## The problem
Every record must appear in your copy exactly as written, with no pictures.

## Source material
## BEGIN
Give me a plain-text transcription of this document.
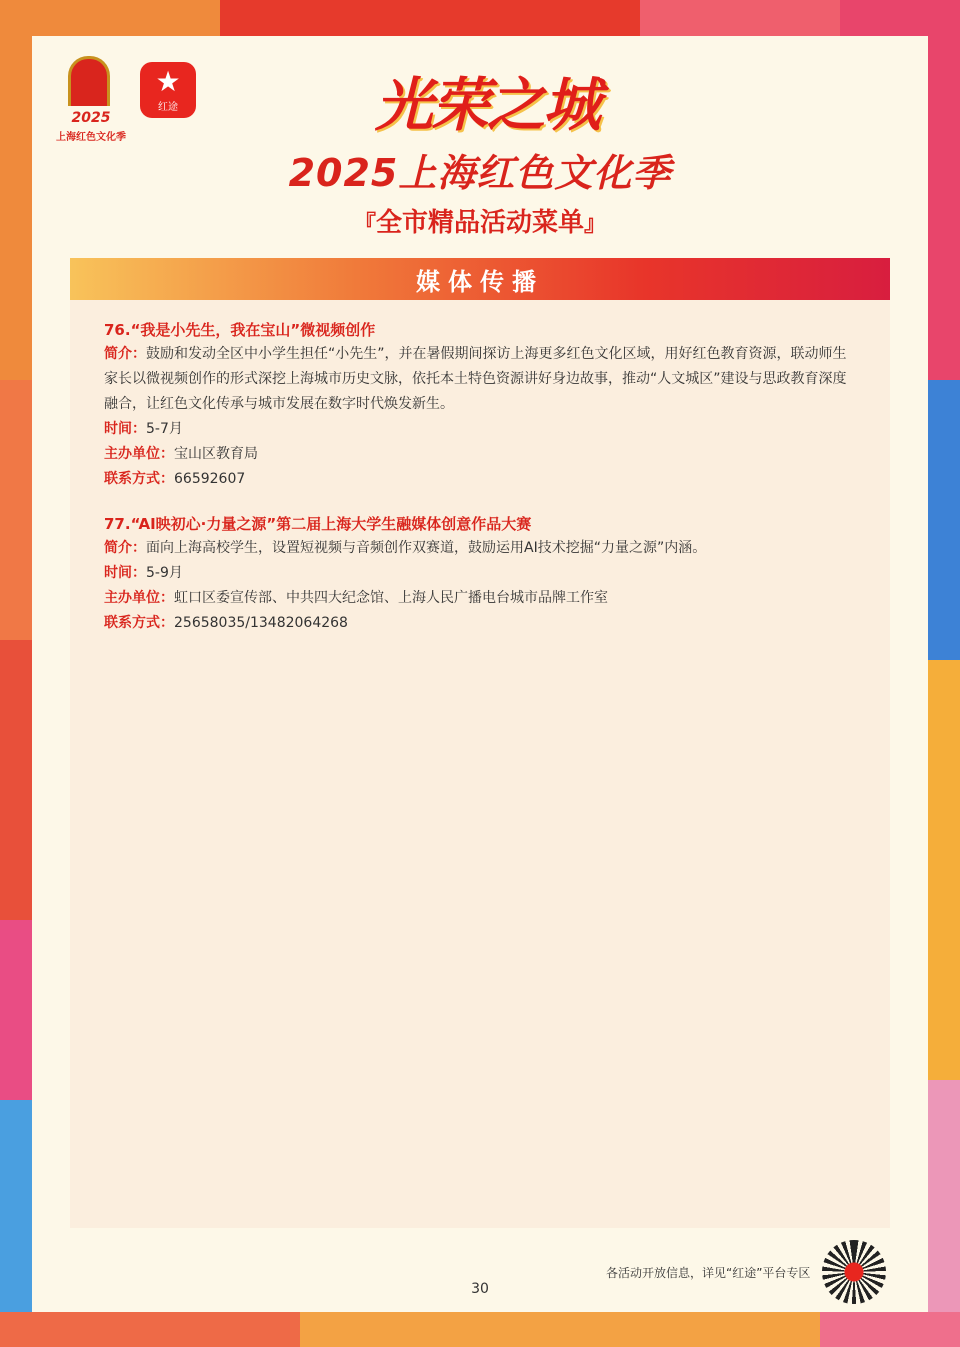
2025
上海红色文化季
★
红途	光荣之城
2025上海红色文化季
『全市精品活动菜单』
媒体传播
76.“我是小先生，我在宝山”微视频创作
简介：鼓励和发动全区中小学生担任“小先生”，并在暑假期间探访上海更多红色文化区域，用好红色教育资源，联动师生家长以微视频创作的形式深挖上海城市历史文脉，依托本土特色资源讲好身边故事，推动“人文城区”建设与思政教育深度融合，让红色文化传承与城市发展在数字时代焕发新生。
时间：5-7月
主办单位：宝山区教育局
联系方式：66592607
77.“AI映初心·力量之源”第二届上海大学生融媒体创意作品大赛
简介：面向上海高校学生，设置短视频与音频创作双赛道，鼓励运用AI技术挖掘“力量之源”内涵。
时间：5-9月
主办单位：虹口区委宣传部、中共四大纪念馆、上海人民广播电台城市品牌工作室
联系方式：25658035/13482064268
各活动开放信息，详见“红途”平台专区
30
## END
## Task result
Give me a plain-text transcription of this document.
2025
上海红色文化季
★
红途	光荣之城
2025上海红色文化季
『全市精品活动菜单』
媒体传播
76.“我是小先生，我在宝山”微视频创作
简介：鼓励和发动全区中小学生担任“小先生”，并在暑假期间探访上海更多红色文化区域，用好红色教育资源，联动师生家长以微视频创作的形式深挖上海城市历史文脉，依托本土特色资源讲好身边故事，推动“人文城区”建设与思政教育深度融合，让红色文化传承与城市发展在数字时代焕发新生。
时间：5-7月
主办单位：宝山区教育局
联系方式：66592607
77.“AI映初心·力量之源”第二届上海大学生融媒体创意作品大赛
简介：面向上海高校学生，设置短视频与音频创作双赛道，鼓励运用AI技术挖掘“力量之源”内涵。
时间：5-9月
主办单位：虹口区委宣传部、中共四大纪念馆、上海人民广播电台城市品牌工作室
联系方式：25658035/13482064268
各活动开放信息，详见“红途”平台专区
30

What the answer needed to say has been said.